Lines of data
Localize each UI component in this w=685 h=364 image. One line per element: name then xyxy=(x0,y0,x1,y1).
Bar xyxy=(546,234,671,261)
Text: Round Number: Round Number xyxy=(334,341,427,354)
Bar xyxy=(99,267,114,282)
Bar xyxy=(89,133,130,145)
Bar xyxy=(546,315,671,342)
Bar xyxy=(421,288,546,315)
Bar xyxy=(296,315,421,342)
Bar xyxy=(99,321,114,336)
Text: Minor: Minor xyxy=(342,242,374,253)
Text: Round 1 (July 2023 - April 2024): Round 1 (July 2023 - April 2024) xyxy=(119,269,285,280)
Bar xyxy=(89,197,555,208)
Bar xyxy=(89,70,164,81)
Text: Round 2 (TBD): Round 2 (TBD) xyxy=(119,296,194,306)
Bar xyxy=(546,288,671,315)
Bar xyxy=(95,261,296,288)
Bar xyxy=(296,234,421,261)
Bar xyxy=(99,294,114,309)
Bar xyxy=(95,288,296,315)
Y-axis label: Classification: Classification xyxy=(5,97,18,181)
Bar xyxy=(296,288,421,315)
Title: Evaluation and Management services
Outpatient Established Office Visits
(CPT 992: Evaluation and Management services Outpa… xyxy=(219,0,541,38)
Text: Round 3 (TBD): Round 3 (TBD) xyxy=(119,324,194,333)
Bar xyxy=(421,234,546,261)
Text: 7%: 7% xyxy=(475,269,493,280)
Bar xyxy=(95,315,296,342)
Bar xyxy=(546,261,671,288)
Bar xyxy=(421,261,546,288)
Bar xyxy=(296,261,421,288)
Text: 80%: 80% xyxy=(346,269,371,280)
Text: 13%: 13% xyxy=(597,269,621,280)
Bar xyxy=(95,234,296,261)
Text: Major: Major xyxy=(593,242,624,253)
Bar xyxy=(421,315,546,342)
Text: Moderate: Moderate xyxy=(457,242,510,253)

Task to complete
Extract the lines of data from the start of the records through the line with "Text: 13%: 13% xyxy=(597,269,621,280)", and reproduce them without any changes.

Task output
Localize each UI component in this w=685 h=364 image. One line per element: name then xyxy=(x0,y0,x1,y1).
Bar xyxy=(546,234,671,261)
Text: Round Number: Round Number xyxy=(334,341,427,354)
Bar xyxy=(99,267,114,282)
Bar xyxy=(89,133,130,145)
Bar xyxy=(546,315,671,342)
Bar xyxy=(421,288,546,315)
Bar xyxy=(296,315,421,342)
Bar xyxy=(99,321,114,336)
Text: Minor: Minor xyxy=(342,242,374,253)
Text: Round 1 (July 2023 - April 2024): Round 1 (July 2023 - April 2024) xyxy=(119,269,285,280)
Bar xyxy=(89,197,555,208)
Bar xyxy=(89,70,164,81)
Text: Round 2 (TBD): Round 2 (TBD) xyxy=(119,296,194,306)
Bar xyxy=(546,288,671,315)
Bar xyxy=(95,261,296,288)
Bar xyxy=(296,234,421,261)
Bar xyxy=(99,294,114,309)
Bar xyxy=(95,288,296,315)
Y-axis label: Classification: Classification xyxy=(5,97,18,181)
Bar xyxy=(296,288,421,315)
Title: Evaluation and Management services
Outpatient Established Office Visits
(CPT 992: Evaluation and Management services Outpa… xyxy=(219,0,541,38)
Text: Round 3 (TBD): Round 3 (TBD) xyxy=(119,324,194,333)
Bar xyxy=(421,234,546,261)
Text: 7%: 7% xyxy=(475,269,493,280)
Bar xyxy=(95,315,296,342)
Bar xyxy=(546,261,671,288)
Bar xyxy=(421,261,546,288)
Bar xyxy=(296,261,421,288)
Text: 80%: 80% xyxy=(346,269,371,280)
Text: 13%: 13% xyxy=(597,269,621,280)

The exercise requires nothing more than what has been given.